_Provided information_.
◇ ◇ ◇ ◇ ◇ ◇ ◇

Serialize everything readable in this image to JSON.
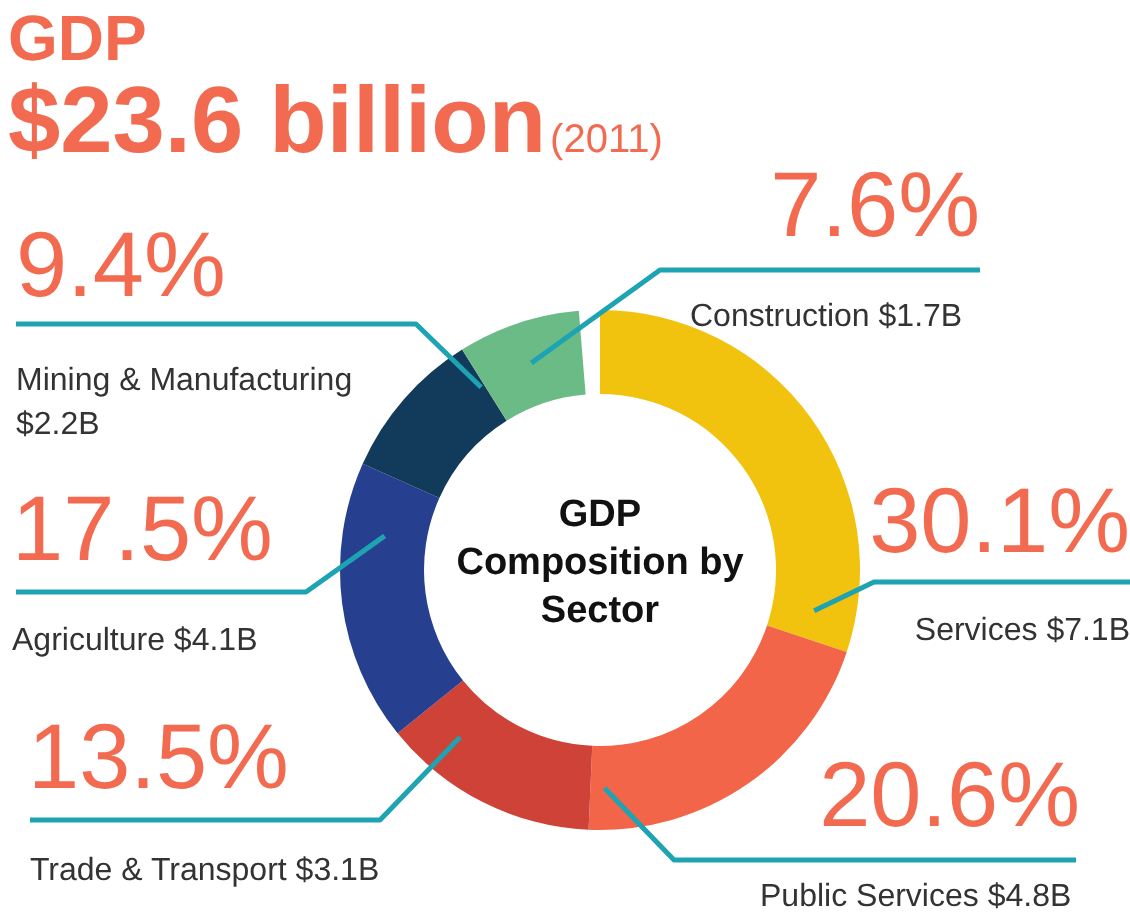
{
  "chart_data": {
    "type": "donut",
    "title": "GDP",
    "subtitle": "$23.6 billion",
    "annotations": [
      "(2011)",
      "GDP Composition by Sector"
    ],
    "categories": [
      "Services $7.1B",
      "Public Services $4.8B",
      "Trade & Transport $3.1B",
      "Agriculture $4.1B",
      "Mining & Manufacturing $2.2B",
      "Construction $1.7B"
    ],
    "values": [
      30.1,
      20.6,
      13.5,
      17.5,
      9.4,
      7.6
    ],
    "value_labels": [
      "30.1%",
      "20.6%",
      "13.5%",
      "17.5%",
      "9.4%",
      "7.6%"
    ],
    "colors": [
      "#f1c30f",
      "#f26549",
      "#cf4238",
      "#263f8e",
      "#123a5b",
      "#6bbb86"
    ]
  }
}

◇ ◇ ◇ ◇ ◇ ◇ ◇

_Set exercise_.
The records above must be echoed exactly, minus their pictures.

_Written answer_.
Serialize everything readable in this image to JSON.
{
  "chart_data": {
    "type": "donut",
    "title": "GDP",
    "subtitle": "$23.6 billion",
    "annotations": [
      "(2011)",
      "GDP Composition by Sector"
    ],
    "categories": [
      "Services $7.1B",
      "Public Services $4.8B",
      "Trade & Transport $3.1B",
      "Agriculture $4.1B",
      "Mining & Manufacturing $2.2B",
      "Construction $1.7B"
    ],
    "values": [
      30.1,
      20.6,
      13.5,
      17.5,
      9.4,
      7.6
    ],
    "value_labels": [
      "30.1%",
      "20.6%",
      "13.5%",
      "17.5%",
      "9.4%",
      "7.6%"
    ],
    "colors": [
      "#f1c30f",
      "#f26549",
      "#cf4238",
      "#263f8e",
      "#123a5b",
      "#6bbb86"
    ]
  }
}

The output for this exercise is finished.